◆ **Your task**
Wherever the word "like" appears in a line, copy that line.
::: Supplied information
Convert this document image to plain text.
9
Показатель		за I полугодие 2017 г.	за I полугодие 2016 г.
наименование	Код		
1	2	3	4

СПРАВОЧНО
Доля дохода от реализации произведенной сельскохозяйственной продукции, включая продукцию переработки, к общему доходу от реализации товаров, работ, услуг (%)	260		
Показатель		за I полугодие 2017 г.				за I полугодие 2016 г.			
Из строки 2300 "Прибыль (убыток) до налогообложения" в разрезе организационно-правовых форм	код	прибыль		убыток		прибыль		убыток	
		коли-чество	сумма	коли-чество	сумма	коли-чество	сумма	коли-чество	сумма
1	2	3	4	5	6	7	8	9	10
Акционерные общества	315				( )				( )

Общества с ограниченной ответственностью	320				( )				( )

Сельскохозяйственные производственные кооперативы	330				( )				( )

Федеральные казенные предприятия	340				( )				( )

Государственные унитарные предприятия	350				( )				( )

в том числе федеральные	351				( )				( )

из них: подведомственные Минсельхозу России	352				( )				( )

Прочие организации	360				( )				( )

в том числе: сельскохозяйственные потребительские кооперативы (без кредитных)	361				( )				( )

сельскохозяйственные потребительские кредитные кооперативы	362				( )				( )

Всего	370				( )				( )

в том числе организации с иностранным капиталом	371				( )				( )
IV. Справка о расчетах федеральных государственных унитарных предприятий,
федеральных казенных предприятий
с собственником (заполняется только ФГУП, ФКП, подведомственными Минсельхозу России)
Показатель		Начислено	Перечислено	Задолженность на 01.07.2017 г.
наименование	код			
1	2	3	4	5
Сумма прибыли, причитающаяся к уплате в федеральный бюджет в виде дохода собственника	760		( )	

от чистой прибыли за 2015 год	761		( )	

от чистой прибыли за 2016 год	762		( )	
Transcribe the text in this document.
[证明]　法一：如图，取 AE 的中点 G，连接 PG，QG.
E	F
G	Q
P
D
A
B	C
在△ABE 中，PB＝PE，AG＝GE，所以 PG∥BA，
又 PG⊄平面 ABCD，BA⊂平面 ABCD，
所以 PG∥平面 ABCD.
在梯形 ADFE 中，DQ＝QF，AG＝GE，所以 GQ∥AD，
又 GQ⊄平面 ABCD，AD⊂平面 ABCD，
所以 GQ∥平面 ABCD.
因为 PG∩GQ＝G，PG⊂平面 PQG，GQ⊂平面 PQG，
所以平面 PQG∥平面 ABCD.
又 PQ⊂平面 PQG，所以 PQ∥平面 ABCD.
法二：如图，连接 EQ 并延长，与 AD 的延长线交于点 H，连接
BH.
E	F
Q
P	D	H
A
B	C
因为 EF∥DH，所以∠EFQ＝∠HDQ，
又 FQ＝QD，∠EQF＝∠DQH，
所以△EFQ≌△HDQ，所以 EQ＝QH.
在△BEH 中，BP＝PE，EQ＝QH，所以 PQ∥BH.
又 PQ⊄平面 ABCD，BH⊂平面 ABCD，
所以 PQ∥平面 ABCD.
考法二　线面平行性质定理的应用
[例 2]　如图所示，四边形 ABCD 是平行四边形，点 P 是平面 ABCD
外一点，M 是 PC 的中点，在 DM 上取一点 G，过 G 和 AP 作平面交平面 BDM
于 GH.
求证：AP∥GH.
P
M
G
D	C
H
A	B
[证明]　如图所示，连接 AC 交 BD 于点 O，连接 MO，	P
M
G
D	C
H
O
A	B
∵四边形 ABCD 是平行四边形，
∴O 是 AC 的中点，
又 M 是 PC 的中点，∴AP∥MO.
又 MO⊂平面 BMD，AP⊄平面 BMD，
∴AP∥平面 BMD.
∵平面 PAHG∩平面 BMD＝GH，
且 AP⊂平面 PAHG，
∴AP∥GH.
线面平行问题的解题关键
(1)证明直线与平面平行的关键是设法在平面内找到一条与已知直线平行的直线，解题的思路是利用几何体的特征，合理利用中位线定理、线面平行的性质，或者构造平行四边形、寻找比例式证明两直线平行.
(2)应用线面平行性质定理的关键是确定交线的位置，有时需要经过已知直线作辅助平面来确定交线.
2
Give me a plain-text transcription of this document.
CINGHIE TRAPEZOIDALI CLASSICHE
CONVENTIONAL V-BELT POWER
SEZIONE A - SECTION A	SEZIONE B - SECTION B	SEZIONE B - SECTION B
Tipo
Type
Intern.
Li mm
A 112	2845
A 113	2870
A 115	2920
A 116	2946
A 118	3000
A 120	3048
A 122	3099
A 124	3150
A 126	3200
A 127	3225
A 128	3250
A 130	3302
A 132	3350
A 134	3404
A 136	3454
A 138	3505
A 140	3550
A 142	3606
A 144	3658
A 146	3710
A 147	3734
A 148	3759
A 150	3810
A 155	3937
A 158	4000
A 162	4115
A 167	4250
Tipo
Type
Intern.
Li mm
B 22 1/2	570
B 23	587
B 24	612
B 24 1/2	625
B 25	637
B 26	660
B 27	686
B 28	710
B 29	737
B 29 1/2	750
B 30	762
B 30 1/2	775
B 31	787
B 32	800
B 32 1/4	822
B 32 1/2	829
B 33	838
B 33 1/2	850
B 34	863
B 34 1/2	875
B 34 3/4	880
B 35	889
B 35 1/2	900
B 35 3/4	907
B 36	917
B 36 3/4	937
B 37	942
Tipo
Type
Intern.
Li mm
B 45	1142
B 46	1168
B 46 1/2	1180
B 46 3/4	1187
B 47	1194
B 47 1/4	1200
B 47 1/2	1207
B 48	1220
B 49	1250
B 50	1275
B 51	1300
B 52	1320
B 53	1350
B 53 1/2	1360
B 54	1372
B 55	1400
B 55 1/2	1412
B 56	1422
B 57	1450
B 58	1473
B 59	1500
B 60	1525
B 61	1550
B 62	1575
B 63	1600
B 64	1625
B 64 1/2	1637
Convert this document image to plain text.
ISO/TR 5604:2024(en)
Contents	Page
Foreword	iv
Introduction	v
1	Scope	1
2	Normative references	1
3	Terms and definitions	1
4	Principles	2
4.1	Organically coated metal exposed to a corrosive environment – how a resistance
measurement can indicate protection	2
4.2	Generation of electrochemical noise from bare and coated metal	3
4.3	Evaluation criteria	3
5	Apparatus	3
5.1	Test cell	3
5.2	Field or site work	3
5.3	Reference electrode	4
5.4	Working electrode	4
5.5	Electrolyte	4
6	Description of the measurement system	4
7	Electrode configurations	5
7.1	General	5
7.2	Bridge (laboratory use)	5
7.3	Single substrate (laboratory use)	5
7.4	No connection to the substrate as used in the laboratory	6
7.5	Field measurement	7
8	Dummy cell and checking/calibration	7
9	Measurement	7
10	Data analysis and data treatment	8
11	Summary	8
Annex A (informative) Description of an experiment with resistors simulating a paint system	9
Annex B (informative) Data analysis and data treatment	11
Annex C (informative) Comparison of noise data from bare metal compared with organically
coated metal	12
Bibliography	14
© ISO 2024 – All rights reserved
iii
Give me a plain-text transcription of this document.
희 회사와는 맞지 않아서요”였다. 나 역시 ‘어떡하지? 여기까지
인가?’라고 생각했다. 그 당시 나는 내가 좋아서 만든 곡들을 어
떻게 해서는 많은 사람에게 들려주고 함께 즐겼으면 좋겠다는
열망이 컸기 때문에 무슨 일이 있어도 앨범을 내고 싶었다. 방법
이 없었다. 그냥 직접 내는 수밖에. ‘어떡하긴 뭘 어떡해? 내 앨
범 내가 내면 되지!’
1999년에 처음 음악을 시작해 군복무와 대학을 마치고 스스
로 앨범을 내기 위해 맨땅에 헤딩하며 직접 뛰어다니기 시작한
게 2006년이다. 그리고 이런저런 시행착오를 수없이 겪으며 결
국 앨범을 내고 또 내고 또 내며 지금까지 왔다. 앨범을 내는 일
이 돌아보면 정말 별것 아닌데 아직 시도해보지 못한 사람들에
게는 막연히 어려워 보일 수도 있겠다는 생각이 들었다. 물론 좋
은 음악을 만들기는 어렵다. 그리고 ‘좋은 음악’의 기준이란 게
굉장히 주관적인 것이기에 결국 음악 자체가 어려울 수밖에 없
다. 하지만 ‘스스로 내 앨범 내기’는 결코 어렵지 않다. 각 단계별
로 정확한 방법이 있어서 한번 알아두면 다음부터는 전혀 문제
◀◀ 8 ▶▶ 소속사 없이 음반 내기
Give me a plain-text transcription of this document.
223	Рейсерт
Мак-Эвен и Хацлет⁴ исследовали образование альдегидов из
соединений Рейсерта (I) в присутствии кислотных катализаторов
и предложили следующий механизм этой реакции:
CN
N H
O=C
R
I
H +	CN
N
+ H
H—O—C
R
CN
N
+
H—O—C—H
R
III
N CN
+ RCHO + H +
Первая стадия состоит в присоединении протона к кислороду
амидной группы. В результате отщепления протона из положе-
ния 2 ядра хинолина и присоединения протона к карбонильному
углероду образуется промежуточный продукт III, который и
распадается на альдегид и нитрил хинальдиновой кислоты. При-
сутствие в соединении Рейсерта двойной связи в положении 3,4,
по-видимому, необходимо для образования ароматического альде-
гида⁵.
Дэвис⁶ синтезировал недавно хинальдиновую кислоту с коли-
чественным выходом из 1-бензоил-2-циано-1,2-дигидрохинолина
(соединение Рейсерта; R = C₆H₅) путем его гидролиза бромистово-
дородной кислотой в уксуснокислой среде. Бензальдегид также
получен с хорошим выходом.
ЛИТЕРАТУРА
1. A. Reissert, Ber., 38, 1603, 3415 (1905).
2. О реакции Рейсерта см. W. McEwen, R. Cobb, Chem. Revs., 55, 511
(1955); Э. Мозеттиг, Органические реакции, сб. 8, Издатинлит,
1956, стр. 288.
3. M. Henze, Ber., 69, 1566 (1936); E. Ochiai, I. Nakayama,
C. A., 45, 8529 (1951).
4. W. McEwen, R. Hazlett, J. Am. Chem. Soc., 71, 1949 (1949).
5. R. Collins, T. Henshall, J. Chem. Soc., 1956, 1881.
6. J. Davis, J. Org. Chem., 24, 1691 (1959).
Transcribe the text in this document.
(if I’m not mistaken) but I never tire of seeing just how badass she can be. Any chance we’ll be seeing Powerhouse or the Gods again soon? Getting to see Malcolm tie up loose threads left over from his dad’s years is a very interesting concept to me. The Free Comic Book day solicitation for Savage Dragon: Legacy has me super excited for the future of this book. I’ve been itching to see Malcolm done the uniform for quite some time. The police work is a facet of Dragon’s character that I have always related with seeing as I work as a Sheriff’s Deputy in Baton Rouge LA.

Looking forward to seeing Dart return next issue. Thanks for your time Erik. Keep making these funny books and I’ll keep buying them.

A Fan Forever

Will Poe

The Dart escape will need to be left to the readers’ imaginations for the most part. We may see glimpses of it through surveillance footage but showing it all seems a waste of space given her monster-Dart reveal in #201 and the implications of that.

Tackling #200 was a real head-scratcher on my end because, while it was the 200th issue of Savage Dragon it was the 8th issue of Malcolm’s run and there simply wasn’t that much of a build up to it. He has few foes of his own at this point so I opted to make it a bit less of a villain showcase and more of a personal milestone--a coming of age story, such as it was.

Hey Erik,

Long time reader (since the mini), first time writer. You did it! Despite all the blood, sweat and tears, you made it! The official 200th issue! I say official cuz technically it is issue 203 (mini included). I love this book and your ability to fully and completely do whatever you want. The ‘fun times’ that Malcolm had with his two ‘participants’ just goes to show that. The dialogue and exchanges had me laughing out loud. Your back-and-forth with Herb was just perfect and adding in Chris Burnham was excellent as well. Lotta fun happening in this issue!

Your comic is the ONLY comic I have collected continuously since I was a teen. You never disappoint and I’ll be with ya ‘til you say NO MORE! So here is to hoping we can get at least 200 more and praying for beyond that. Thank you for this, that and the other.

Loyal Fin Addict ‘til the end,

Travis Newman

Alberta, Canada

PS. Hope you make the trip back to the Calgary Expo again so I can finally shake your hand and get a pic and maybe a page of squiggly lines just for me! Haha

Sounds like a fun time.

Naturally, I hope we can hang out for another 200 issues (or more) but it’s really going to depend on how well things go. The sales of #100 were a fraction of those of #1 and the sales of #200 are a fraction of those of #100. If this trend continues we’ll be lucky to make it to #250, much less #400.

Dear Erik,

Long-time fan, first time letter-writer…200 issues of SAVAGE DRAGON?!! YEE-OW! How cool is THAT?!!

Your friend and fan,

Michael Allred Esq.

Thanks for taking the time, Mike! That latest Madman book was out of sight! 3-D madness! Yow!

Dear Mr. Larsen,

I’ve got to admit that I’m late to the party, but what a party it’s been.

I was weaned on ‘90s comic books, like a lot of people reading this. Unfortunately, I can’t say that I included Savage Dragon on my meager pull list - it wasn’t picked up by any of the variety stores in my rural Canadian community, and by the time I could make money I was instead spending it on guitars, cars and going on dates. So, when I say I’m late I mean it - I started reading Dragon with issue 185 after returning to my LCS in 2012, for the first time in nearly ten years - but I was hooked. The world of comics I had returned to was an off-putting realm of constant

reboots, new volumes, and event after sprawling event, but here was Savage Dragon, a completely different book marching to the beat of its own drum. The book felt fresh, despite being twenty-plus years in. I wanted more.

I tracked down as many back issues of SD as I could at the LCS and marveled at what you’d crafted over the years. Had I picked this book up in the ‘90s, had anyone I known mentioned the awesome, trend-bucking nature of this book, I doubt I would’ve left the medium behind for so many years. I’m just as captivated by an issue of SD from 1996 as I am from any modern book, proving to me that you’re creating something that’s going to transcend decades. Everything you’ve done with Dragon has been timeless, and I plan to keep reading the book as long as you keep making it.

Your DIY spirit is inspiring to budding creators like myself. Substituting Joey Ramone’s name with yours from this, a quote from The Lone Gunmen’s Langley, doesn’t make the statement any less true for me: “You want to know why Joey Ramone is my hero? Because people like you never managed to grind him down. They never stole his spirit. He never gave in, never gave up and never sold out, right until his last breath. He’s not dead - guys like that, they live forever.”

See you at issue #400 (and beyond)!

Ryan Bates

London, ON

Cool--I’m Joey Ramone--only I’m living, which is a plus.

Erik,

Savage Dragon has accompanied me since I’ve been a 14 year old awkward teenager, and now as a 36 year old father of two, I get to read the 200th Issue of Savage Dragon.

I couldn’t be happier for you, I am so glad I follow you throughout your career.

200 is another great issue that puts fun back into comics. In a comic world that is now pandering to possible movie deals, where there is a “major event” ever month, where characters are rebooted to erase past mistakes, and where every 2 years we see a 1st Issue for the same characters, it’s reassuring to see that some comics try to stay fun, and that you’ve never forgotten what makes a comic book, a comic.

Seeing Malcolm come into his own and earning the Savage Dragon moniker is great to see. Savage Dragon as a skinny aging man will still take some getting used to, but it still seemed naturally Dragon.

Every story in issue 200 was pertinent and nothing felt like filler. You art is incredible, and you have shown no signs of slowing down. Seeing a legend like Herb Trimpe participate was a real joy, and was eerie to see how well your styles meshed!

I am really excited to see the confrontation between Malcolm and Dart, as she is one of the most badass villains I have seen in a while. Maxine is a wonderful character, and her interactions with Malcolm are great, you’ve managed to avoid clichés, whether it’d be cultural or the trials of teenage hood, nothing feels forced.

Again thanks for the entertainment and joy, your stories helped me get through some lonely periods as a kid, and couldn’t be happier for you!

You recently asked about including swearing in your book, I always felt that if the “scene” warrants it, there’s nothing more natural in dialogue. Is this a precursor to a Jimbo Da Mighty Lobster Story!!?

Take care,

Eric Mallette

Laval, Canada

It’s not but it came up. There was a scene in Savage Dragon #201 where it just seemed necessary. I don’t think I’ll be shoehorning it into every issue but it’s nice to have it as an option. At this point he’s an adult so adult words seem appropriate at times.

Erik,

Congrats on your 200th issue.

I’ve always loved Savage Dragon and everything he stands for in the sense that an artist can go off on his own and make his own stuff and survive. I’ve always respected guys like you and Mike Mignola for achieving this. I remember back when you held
::::::
◆ **Written reply**
Sounds like a fun time.
I was weaned on ‘90s comic books, like a lot of people reading this. Unfortunately, I can’t say that I included Savage Dragon on my meager pull list - it wasn’t picked up by any of the variety stores in my rural Canadian community, and by the time I could make money I was instead spending it on guitars, cars and going on dates. So, when I say I’m late I mean it - I started reading Dragon with issue 185 after returning to my LCS in 2012, for the first time in nearly ten years - but I was hooked. The world of comics I had returned to was an off-putting realm of constant
Your DIY spirit is inspiring to budding creators like myself. Substituting Joey Ramone’s name with yours from this, a quote from The Lone Gunmen’s Langley, doesn’t make the statement any less true for me: “You want to know why Joey Ramone is my hero? Because people like you never managed to grind him down. They never stole his spirit. He never gave in, never gave up and never sold out, right until his last breath. He’s not dead - guys like that, they live forever.”
Every story in issue 200 was pertinent and nothing felt like filler. You art is incredible, and you have shown no signs of slowing down. Seeing a legend like Herb Trimpe participate was a real joy, and was eerie to see how well your styles meshed!
I’ve always loved Savage Dragon and everything he stands for in the sense that an artist can go off on his own and make his own stuff and survive. I’ve always respected guys like you and Mike Mignola for achieving this. I remember back when you held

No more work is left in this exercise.